-- Your goal --
Only a number is wanted: how many lines of the entries include the string "installations"?
------ Data records
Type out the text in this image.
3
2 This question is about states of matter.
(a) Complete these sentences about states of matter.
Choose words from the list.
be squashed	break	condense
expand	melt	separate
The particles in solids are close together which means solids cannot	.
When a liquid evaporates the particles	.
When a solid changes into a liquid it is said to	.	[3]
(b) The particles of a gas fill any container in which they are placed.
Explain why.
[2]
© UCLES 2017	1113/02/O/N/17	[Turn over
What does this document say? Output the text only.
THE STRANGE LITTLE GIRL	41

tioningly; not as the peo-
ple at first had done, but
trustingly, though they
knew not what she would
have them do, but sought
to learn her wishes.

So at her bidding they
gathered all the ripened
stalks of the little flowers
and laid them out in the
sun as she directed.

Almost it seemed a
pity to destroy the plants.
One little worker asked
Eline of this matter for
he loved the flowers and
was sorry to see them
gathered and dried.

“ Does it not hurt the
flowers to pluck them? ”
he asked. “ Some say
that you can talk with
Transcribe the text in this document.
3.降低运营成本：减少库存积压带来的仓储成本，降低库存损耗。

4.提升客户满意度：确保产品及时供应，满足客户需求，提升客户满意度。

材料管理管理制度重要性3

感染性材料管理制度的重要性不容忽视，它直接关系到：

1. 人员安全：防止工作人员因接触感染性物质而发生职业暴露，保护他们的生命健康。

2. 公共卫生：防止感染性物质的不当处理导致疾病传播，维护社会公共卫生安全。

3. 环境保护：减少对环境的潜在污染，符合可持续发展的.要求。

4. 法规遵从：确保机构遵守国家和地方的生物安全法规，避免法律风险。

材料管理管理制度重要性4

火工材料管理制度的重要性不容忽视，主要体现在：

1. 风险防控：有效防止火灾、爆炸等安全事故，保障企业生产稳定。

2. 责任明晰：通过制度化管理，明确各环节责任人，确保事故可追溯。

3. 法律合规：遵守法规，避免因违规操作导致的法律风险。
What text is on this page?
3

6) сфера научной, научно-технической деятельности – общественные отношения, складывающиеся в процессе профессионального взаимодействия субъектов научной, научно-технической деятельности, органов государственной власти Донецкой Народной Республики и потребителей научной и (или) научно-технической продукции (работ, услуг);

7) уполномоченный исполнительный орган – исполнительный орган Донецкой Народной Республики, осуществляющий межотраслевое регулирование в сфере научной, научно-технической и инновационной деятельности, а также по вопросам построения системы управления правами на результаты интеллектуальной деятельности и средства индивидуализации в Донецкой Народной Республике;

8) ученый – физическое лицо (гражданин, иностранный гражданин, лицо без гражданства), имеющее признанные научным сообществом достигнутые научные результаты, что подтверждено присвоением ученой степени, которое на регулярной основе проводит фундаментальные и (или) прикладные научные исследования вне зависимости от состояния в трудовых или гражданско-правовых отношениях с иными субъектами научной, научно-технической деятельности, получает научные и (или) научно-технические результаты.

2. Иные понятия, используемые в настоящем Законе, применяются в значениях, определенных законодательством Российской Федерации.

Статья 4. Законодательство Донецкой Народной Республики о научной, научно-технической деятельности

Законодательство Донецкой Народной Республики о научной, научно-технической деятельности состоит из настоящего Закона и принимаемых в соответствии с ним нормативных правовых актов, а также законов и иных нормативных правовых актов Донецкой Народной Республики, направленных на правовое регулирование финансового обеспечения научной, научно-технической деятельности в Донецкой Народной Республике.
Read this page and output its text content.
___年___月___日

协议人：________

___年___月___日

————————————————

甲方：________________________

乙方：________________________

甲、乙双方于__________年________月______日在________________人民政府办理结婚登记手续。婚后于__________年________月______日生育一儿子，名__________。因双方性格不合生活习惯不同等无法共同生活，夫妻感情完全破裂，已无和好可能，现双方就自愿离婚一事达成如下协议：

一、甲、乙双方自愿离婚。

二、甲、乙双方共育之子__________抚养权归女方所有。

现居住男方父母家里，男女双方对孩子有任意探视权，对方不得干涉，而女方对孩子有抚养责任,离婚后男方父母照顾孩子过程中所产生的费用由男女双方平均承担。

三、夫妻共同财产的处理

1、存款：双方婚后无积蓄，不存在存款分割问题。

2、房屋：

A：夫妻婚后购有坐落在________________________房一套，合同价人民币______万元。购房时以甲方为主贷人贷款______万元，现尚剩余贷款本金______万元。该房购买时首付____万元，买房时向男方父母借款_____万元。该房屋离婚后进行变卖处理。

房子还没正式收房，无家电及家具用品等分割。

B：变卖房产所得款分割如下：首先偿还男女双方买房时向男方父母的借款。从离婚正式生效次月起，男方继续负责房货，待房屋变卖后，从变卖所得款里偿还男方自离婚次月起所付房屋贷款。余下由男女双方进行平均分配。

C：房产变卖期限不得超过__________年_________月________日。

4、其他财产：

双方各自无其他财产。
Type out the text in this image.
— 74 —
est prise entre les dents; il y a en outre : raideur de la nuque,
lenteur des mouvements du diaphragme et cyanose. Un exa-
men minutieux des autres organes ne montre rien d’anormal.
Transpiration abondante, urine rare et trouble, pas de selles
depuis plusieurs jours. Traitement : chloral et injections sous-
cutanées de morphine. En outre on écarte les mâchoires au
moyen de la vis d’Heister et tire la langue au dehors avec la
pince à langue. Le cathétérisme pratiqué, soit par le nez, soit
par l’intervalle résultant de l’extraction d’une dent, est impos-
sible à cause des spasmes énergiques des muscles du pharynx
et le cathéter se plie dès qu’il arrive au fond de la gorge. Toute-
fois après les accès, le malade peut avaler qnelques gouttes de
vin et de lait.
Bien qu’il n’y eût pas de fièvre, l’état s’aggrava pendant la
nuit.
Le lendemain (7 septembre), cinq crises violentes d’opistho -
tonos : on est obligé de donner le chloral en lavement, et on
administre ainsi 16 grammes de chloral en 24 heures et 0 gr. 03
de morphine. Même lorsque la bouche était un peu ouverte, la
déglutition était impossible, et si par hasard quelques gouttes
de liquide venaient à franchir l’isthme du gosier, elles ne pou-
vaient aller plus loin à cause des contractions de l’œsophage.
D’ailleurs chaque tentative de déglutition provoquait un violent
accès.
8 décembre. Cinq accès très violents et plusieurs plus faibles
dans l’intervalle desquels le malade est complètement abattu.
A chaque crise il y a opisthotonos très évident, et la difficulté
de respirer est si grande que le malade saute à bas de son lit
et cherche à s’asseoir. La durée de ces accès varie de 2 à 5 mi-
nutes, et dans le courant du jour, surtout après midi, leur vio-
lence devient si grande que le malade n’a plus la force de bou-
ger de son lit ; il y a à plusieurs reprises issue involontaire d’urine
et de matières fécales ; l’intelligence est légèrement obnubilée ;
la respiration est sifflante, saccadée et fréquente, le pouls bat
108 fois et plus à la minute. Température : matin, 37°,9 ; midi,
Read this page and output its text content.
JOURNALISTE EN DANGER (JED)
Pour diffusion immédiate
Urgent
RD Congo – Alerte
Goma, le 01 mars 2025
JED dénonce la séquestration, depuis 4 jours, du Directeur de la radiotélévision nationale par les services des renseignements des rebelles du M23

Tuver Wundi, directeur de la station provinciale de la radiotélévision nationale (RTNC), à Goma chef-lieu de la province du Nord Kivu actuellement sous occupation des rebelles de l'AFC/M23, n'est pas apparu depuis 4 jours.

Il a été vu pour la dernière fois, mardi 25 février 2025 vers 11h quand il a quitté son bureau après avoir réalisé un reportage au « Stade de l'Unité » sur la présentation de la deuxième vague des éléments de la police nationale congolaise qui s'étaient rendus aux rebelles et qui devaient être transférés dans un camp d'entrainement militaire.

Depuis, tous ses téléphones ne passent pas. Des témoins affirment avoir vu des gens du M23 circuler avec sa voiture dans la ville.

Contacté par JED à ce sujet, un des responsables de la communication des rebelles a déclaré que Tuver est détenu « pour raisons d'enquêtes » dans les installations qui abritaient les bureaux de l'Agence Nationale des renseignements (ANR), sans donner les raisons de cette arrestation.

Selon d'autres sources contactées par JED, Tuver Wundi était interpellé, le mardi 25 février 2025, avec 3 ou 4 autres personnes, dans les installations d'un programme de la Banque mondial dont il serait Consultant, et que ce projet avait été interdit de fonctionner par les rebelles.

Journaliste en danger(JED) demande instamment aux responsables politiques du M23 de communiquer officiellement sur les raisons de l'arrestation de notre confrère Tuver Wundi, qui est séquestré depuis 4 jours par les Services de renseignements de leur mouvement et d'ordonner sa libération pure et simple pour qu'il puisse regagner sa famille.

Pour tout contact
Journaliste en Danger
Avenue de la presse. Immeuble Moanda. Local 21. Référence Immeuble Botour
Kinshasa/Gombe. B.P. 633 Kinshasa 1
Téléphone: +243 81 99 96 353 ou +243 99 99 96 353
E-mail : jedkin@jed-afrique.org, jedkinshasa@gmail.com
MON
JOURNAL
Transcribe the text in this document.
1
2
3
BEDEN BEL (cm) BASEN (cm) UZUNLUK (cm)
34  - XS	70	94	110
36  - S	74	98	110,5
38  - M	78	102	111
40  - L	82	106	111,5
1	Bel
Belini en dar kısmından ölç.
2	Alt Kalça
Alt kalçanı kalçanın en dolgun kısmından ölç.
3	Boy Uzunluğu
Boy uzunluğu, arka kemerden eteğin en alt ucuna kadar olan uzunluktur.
------------
-- Solution to this problem --
2